Transcribe each line exactly.
————————
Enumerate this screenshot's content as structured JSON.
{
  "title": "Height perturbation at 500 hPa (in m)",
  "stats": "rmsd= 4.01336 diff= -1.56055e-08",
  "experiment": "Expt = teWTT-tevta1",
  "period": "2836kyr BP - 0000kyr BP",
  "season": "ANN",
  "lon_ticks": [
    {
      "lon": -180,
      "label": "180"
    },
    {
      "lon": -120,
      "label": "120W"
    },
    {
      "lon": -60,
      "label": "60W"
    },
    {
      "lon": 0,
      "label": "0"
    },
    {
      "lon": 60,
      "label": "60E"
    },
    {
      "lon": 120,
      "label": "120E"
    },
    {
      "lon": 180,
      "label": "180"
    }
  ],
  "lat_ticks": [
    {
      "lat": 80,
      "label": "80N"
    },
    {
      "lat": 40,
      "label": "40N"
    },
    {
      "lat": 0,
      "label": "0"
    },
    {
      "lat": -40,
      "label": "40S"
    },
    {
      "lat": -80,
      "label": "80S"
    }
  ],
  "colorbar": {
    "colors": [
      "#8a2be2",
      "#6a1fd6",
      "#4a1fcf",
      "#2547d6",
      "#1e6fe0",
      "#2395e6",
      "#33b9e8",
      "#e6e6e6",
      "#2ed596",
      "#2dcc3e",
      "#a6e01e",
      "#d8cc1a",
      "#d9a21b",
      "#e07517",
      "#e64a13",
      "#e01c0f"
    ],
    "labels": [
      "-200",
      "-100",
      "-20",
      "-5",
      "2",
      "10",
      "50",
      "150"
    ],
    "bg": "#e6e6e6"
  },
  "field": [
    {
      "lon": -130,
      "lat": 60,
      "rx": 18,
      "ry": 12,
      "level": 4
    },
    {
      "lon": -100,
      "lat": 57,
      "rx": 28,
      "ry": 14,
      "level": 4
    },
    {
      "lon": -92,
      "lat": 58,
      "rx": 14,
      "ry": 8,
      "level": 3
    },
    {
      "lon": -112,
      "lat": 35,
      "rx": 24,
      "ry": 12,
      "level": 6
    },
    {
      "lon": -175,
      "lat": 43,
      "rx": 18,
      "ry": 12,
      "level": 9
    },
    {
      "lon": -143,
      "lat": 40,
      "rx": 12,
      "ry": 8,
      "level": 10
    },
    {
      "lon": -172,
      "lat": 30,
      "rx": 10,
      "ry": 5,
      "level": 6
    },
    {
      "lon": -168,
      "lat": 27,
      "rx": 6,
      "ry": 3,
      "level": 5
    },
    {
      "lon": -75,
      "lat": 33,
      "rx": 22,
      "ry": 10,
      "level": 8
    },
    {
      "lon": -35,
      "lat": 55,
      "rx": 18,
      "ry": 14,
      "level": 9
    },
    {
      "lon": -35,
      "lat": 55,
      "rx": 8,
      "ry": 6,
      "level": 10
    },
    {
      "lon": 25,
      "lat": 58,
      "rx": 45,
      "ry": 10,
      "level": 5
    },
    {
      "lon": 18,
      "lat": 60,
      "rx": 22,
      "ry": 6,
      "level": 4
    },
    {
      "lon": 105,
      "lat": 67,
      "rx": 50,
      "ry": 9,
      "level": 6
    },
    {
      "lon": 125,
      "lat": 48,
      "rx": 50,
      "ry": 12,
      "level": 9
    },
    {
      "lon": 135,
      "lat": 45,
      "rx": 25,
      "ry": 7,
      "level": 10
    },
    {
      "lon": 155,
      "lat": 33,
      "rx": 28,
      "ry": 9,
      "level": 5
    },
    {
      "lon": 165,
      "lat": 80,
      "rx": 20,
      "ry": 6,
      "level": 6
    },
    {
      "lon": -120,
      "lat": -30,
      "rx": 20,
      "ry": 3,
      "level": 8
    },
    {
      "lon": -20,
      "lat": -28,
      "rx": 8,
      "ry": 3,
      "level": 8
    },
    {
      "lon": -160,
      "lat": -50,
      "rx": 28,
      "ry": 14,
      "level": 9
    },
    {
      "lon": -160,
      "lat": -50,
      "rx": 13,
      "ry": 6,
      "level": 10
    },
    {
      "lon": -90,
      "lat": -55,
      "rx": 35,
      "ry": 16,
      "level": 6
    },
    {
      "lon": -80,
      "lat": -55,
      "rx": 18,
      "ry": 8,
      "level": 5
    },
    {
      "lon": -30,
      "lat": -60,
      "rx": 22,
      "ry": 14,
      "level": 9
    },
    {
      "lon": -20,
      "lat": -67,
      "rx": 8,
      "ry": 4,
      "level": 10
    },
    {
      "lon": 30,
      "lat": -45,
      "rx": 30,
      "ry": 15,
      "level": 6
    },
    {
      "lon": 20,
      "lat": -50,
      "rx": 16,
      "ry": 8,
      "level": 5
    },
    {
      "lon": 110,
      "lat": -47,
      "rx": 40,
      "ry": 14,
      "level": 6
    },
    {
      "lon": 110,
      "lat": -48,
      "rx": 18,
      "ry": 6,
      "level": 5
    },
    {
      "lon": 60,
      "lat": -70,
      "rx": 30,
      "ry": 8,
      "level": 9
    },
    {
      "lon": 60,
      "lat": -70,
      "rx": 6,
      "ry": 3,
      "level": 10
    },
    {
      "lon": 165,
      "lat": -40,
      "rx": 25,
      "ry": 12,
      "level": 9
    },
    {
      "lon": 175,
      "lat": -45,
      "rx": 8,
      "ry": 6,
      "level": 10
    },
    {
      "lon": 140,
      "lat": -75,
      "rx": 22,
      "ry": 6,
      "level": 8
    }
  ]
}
————————
Task response:
Enumerate this screenshot's content as structured JSON.
{
  "title": "Height perturbation at 500 hPa (in m)",
  "stats": "rmsd= 4.01336 diff= -1.56055e-08",
  "experiment": "Expt = teWTT-tevta1",
  "period": "2836kyr BP - 0000kyr BP",
  "season": "ANN",
  "lon_ticks": [
    {
      "lon": -180,
      "label": "180"
    },
    {
      "lon": -120,
      "label": "120W"
    },
    {
      "lon": -60,
      "label": "60W"
    },
    {
      "lon": 0,
      "label": "0"
    },
    {
      "lon": 60,
      "label": "60E"
    },
    {
      "lon": 120,
      "label": "120E"
    },
    {
      "lon": 180,
      "label": "180"
    }
  ],
  "lat_ticks": [
    {
      "lat": 80,
      "label": "80N"
    },
    {
      "lat": 40,
      "label": "40N"
    },
    {
      "lat": 0,
      "label": "0"
    },
    {
      "lat": -40,
      "label": "40S"
    },
    {
      "lat": -80,
      "label": "80S"
    }
  ],
  "colorbar": {
    "colors": [
      "#8a2be2",
      "#6a1fd6",
      "#4a1fcf",
      "#2547d6",
      "#1e6fe0",
      "#2395e6",
      "#33b9e8",
      "#e6e6e6",
      "#2ed596",
      "#2dcc3e",
      "#a6e01e",
      "#d8cc1a",
      "#d9a21b",
      "#e07517",
      "#e64a13",
      "#e01c0f"
    ],
    "labels": [
      "-200",
      "-100",
      "-20",
      "-5",
      "2",
      "10",
      "50",
      "150"
    ],
    "bg": "#e6e6e6"
  },
  "field": [
    {
      "lon": -130,
      "lat": 60,
      "rx": 18,
      "ry": 12,
      "level": 4
    },
    {
      "lon": -100,
      "lat": 57,
      "rx": 28,
      "ry": 14,
      "level": 4
    },
    {
      "lon": -92,
      "lat": 58,
      "rx": 14,
      "ry": 8,
      "level": 3
    },
    {
      "lon": -112,
      "lat": 35,
      "rx": 24,
      "ry": 12,
      "level": 6
    },
    {
      "lon": -175,
      "lat": 43,
      "rx": 18,
      "ry": 12,
      "level": 9
    },
    {
      "lon": -143,
      "lat": 40,
      "rx": 12,
      "ry": 8,
      "level": 10
    },
    {
      "lon": -172,
      "lat": 30,
      "rx": 10,
      "ry": 5,
      "level": 6
    },
    {
      "lon": -168,
      "lat": 27,
      "rx": 6,
      "ry": 3,
      "level": 5
    },
    {
      "lon": -75,
      "lat": 33,
      "rx": 22,
      "ry": 10,
      "level": 8
    },
    {
      "lon": -35,
      "lat": 55,
      "rx": 18,
      "ry": 14,
      "level": 9
    },
    {
      "lon": -35,
      "lat": 55,
      "rx": 8,
      "ry": 6,
      "level": 10
    },
    {
      "lon": 25,
      "lat": 58,
      "rx": 45,
      "ry": 10,
      "level": 5
    },
    {
      "lon": 18,
      "lat": 60,
      "rx": 22,
      "ry": 6,
      "level": 4
    },
    {
      "lon": 105,
      "lat": 67,
      "rx": 50,
      "ry": 9,
      "level": 6
    },
    {
      "lon": 125,
      "lat": 48,
      "rx": 50,
      "ry": 12,
      "level": 9
    },
    {
      "lon": 135,
      "lat": 45,
      "rx": 25,
      "ry": 7,
      "level": 10
    },
    {
      "lon": 155,
      "lat": 33,
      "rx": 28,
      "ry": 9,
      "level": 5
    },
    {
      "lon": 165,
      "lat": 80,
      "rx": 20,
      "ry": 6,
      "level": 6
    },
    {
      "lon": -120,
      "lat": -30,
      "rx": 20,
      "ry": 3,
      "level": 8
    },
    {
      "lon": -20,
      "lat": -28,
      "rx": 8,
      "ry": 3,
      "level": 8
    },
    {
      "lon": -160,
      "lat": -50,
      "rx": 28,
      "ry": 14,
      "level": 9
    },
    {
      "lon": -160,
      "lat": -50,
      "rx": 13,
      "ry": 6,
      "level": 10
    },
    {
      "lon": -90,
      "lat": -55,
      "rx": 35,
      "ry": 16,
      "level": 6
    },
    {
      "lon": -80,
      "lat": -55,
      "rx": 18,
      "ry": 8,
      "level": 5
    },
    {
      "lon": -30,
      "lat": -60,
      "rx": 22,
      "ry": 14,
      "level": 9
    },
    {
      "lon": -20,
      "lat": -67,
      "rx": 8,
      "ry": 4,
      "level": 10
    },
    {
      "lon": 30,
      "lat": -45,
      "rx": 30,
      "ry": 15,
      "level": 6
    },
    {
      "lon": 20,
      "lat": -50,
      "rx": 16,
      "ry": 8,
      "level": 5
    },
    {
      "lon": 110,
      "lat": -47,
      "rx": 40,
      "ry": 14,
      "level": 6
    },
    {
      "lon": 110,
      "lat": -48,
      "rx": 18,
      "ry": 6,
      "level": 5
    },
    {
      "lon": 60,
      "lat": -70,
      "rx": 30,
      "ry": 8,
      "level": 9
    },
    {
      "lon": 60,
      "lat": -70,
      "rx": 6,
      "ry": 3,
      "level": 10
    },
    {
      "lon": 165,
      "lat": -40,
      "rx": 25,
      "ry": 12,
      "level": 9
    },
    {
      "lon": 175,
      "lat": -45,
      "rx": 8,
      "ry": 6,
      "level": 10
    },
    {
      "lon": 140,
      "lat": -75,
      "rx": 22,
      "ry": 6,
      "level": 8
    }
  ]
}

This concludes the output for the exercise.